Problem to solve
Below is a listing; reproduce each line of it exactly.

Stored data entries
>>>

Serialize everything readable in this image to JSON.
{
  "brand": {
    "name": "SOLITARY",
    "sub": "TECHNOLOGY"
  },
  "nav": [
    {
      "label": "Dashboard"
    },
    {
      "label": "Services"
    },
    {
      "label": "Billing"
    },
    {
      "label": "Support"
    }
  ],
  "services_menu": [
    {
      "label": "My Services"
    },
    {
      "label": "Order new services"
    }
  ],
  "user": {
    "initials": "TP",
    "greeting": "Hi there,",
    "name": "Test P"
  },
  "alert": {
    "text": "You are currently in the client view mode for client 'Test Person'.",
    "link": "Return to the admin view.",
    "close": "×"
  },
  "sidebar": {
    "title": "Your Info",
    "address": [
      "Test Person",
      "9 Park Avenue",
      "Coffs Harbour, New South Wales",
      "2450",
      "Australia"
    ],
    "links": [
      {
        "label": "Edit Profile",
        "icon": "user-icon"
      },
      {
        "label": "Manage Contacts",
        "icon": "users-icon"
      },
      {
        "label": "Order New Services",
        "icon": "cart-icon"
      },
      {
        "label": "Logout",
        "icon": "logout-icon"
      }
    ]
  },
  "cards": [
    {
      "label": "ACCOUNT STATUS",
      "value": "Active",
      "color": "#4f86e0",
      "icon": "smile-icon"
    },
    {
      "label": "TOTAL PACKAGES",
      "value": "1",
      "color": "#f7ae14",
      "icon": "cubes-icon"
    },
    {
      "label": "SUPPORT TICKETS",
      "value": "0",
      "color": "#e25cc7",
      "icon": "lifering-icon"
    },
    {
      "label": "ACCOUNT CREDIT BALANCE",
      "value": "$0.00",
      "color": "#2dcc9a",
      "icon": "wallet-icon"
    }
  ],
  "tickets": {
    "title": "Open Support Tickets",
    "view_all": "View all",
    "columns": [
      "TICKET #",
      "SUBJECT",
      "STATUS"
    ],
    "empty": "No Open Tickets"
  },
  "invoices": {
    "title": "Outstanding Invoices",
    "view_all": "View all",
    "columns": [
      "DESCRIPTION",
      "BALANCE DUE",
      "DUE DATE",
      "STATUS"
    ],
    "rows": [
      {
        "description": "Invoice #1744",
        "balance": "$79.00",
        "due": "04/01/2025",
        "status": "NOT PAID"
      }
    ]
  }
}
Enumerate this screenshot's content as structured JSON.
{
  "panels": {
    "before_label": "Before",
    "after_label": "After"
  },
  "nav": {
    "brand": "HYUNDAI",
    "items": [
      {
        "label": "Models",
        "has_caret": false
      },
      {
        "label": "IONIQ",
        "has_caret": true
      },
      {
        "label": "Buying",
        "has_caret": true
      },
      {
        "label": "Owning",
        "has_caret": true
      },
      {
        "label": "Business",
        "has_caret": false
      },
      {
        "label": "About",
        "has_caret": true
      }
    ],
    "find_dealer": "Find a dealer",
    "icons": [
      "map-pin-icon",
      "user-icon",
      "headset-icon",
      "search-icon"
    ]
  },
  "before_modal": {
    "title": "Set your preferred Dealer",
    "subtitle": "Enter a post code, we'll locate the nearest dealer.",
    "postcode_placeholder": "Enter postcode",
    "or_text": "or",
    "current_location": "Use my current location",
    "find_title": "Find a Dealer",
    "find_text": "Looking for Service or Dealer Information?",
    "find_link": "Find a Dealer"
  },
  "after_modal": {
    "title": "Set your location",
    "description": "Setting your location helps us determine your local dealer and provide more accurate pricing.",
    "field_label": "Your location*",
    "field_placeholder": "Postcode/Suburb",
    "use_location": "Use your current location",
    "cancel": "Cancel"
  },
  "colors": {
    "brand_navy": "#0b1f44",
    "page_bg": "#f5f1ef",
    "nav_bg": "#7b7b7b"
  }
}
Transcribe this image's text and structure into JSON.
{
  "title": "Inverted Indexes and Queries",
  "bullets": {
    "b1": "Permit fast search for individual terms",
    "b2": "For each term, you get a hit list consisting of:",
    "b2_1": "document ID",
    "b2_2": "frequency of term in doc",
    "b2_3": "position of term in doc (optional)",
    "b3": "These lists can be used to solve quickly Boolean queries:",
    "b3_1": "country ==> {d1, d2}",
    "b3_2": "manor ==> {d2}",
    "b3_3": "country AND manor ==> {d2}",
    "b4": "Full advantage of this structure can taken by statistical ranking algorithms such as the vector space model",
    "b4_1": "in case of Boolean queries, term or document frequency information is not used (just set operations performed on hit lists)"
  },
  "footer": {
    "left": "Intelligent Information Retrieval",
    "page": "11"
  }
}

<<<

Reply
Serialize everything readable in this image to JSON.
{
  "brand": {
    "name": "SOLITARY",
    "sub": "TECHNOLOGY"
  },
  "nav": [
    {
      "label": "Dashboard"
    },
    {
      "label": "Services"
    },
    {
      "label": "Billing"
    },
    {
      "label": "Support"
    }
  ],
  "services_menu": [
    {
      "label": "My Services"
    },
    {
      "label": "Order new services"
    }
  ],
  "user": {
    "initials": "TP",
    "greeting": "Hi there,",
    "name": "Test P"
  },
  "alert": {
    "text": "You are currently in the client view mode for client 'Test Person'.",
    "link": "Return to the admin view.",
    "close": "×"
  },
  "sidebar": {
    "title": "Your Info",
    "address": [
      "Test Person",
      "9 Park Avenue",
      "Coffs Harbour, New South Wales",
      "2450",
      "Australia"
    ],
    "links": [
      {
        "label": "Edit Profile",
        "icon": "user-icon"
      },
      {
        "label": "Manage Contacts",
        "icon": "users-icon"
      },
      {
        "label": "Order New Services",
        "icon": "cart-icon"
      },
      {
        "label": "Logout",
        "icon": "logout-icon"
      }
    ]
  },
  "cards": [
    {
      "label": "ACCOUNT STATUS",
      "value": "Active",
      "color": "#4f86e0",
      "icon": "smile-icon"
    },
    {
      "label": "TOTAL PACKAGES",
      "value": "1",
      "color": "#f7ae14",
      "icon": "cubes-icon"
    },
    {
      "label": "SUPPORT TICKETS",
      "value": "0",
      "color": "#e25cc7",
      "icon": "lifering-icon"
    },
    {
      "label": "ACCOUNT CREDIT BALANCE",
      "value": "$0.00",
      "color": "#2dcc9a",
      "icon": "wallet-icon"
    }
  ],
  "tickets": {
    "title": "Open Support Tickets",
    "view_all": "View all",
    "columns": [
      "TICKET #",
      "SUBJECT",
      "STATUS"
    ],
    "empty": "No Open Tickets"
  },
  "invoices": {
    "title": "Outstanding Invoices",
    "view_all": "View all",
    "columns": [
      "DESCRIPTION",
      "BALANCE DUE",
      "DUE DATE",
      "STATUS"
    ],
    "rows": [
      {
        "description": "Invoice #1744",
        "balance": "$79.00",
        "due": "04/01/2025",
        "status": "NOT PAID"
      }
    ]
  }
}
Enumerate this screenshot's content as structured JSON.
{
  "panels": {
    "before_label": "Before",
    "after_label": "After"
  },
  "nav": {
    "brand": "HYUNDAI",
    "items": [
      {
        "label": "Models",
        "has_caret": false
      },
      {
        "label": "IONIQ",
        "has_caret": true
      },
      {
        "label": "Buying",
        "has_caret": true
      },
      {
        "label": "Owning",
        "has_caret": true
      },
      {
        "label": "Business",
        "has_caret": false
      },
      {
        "label": "About",
        "has_caret": true
      }
    ],
    "find_dealer": "Find a dealer",
    "icons": [
      "map-pin-icon",
      "user-icon",
      "headset-icon",
      "search-icon"
    ]
  },
  "before_modal": {
    "title": "Set your preferred Dealer",
    "subtitle": "Enter a post code, we'll locate the nearest dealer.",
    "postcode_placeholder": "Enter postcode",
    "or_text": "or",
    "current_location": "Use my current location",
    "find_title": "Find a Dealer",
    "find_text": "Looking for Service or Dealer Information?",
    "find_link": "Find a Dealer"
  },
  "after_modal": {
    "title": "Set your location",
    "description": "Setting your location helps us determine your local dealer and provide more accurate pricing.",
    "field_label": "Your location*",
    "field_placeholder": "Postcode/Suburb",
    "use_location": "Use your current location",
    "cancel": "Cancel"
  },
  "colors": {
    "brand_navy": "#0b1f44",
    "page_bg": "#f5f1ef",
    "nav_bg": "#7b7b7b"
  }
}
Transcribe this image's text and structure into JSON.
{
  "title": "Inverted Indexes and Queries",
  "bullets": {
    "b1": "Permit fast search for individual terms",
    "b2": "For each term, you get a hit list consisting of:",
    "b2_1": "document ID",
    "b2_2": "frequency of term in doc",
    "b2_3": "position of term in doc (optional)",
    "b3": "These lists can be used to solve quickly Boolean queries:",
    "b3_1": "country ==> {d1, d2}",
    "b3_2": "manor ==> {d2}",
    "b3_3": "country AND manor ==> {d2}",
    "b4": "Full advantage of this structure can taken by statistical ranking algorithms such as the vector space model",
    "b4_1": "in case of Boolean queries, term or document frequency information is not used (just set operations performed on hit lists)"
  },
  "footer": {
    "left": "Intelligent Information Retrieval",
    "page": "11"
  }
}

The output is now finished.